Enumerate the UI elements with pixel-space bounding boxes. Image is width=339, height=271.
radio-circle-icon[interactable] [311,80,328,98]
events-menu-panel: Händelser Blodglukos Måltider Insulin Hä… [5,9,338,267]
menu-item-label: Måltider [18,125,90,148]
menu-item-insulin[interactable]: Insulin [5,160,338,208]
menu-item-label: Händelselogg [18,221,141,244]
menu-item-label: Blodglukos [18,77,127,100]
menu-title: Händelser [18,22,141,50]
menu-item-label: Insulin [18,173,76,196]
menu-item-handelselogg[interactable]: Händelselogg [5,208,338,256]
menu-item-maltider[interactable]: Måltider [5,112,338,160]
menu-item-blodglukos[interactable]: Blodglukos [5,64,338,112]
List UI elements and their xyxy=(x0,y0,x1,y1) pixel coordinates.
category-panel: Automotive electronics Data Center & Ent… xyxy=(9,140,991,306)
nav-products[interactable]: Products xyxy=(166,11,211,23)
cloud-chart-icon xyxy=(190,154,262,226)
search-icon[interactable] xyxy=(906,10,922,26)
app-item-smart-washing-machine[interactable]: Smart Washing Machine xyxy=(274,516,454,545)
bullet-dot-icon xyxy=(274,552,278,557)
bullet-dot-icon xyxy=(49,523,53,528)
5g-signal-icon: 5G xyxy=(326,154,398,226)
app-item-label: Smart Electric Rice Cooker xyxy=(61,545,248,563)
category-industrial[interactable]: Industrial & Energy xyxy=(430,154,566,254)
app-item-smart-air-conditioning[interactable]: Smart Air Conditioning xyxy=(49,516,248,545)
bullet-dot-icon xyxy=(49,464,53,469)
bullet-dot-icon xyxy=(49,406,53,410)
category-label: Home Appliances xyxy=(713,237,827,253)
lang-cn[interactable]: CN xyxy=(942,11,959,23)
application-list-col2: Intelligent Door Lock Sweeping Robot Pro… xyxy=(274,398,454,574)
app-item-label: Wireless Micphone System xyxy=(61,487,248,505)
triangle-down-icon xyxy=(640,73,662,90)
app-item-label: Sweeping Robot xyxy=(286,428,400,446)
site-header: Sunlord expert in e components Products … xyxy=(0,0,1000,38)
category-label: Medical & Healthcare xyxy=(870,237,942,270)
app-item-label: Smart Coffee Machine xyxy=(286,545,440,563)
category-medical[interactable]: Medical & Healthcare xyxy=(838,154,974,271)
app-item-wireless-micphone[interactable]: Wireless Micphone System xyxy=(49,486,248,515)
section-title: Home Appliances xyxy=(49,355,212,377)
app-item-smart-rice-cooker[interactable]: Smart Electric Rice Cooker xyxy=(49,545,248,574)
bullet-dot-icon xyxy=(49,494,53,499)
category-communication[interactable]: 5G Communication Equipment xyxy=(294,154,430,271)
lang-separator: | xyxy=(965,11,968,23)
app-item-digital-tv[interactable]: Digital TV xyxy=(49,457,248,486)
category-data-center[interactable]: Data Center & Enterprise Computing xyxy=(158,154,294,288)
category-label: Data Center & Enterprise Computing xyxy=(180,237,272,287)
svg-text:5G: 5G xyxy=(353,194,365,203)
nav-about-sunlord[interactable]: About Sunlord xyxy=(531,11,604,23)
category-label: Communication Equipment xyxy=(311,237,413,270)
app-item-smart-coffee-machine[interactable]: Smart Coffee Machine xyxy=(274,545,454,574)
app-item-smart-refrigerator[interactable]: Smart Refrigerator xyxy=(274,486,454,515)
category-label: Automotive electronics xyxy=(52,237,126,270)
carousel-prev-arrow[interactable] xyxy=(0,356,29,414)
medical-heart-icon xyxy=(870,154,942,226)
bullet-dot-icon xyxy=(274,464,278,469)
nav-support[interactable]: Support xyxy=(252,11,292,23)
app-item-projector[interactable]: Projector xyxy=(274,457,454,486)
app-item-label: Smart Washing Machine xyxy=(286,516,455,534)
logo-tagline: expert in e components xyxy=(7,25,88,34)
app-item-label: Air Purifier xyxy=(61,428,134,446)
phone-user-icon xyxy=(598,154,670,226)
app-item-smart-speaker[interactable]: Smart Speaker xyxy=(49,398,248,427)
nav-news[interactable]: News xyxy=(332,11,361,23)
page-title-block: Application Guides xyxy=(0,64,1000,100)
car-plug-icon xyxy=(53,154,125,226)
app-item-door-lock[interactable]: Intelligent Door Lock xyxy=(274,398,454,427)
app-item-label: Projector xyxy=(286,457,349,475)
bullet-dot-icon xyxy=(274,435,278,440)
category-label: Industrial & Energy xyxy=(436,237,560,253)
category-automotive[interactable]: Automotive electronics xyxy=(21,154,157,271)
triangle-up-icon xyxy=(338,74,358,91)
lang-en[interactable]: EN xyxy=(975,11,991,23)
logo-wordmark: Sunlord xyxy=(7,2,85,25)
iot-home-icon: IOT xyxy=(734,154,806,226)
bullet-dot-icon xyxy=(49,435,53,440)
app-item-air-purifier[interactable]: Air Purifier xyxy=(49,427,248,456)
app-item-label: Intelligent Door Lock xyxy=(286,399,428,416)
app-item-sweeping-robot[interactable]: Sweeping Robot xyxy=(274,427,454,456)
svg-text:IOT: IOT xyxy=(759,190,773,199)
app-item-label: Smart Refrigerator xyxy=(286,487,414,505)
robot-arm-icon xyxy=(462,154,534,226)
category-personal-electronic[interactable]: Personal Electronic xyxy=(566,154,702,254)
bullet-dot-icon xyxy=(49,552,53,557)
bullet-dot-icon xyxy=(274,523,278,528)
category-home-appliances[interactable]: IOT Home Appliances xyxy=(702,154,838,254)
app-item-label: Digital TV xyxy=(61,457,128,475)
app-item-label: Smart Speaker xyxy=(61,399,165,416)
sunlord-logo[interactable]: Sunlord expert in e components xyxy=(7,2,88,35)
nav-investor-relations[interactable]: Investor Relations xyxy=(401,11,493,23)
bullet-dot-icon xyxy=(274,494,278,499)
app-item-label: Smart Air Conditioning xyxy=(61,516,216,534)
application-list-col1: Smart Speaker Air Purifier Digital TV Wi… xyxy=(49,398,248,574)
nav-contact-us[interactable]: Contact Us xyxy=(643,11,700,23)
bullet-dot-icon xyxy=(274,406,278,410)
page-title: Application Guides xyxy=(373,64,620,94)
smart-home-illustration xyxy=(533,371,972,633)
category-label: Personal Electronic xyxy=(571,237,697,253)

Problem:
Reproduce the material above word for word, starting at its first line and ending at the line that contains "category-industrial[interactable]: Industrial &", with both of those lines included.

Response to this exercise:
Enumerate the UI elements with pixel-space bounding boxes. Image is width=339, height=271.
radio-circle-icon[interactable] [311,80,328,98]
events-menu-panel: Händelser Blodglukos Måltider Insulin Hä… [5,9,338,267]
menu-item-label: Måltider [18,125,90,148]
menu-item-insulin[interactable]: Insulin [5,160,338,208]
menu-item-label: Händelselogg [18,221,141,244]
menu-item-label: Blodglukos [18,77,127,100]
menu-title: Händelser [18,22,141,50]
menu-item-label: Insulin [18,173,76,196]
menu-item-handelselogg[interactable]: Händelselogg [5,208,338,256]
menu-item-maltider[interactable]: Måltider [5,112,338,160]
menu-item-blodglukos[interactable]: Blodglukos [5,64,338,112]
List UI elements and their xyxy=(x0,y0,x1,y1) pixel coordinates.
category-panel: Automotive electronics Data Center & Ent… xyxy=(9,140,991,306)
nav-products[interactable]: Products xyxy=(166,11,211,23)
cloud-chart-icon xyxy=(190,154,262,226)
search-icon[interactable] xyxy=(906,10,922,26)
app-item-smart-washing-machine[interactable]: Smart Washing Machine xyxy=(274,516,454,545)
bullet-dot-icon xyxy=(274,552,278,557)
bullet-dot-icon xyxy=(49,523,53,528)
5g-signal-icon: 5G xyxy=(326,154,398,226)
app-item-label: Smart Electric Rice Cooker xyxy=(61,545,248,563)
category-industrial[interactable]: Industrial & Energy xyxy=(430,154,566,254)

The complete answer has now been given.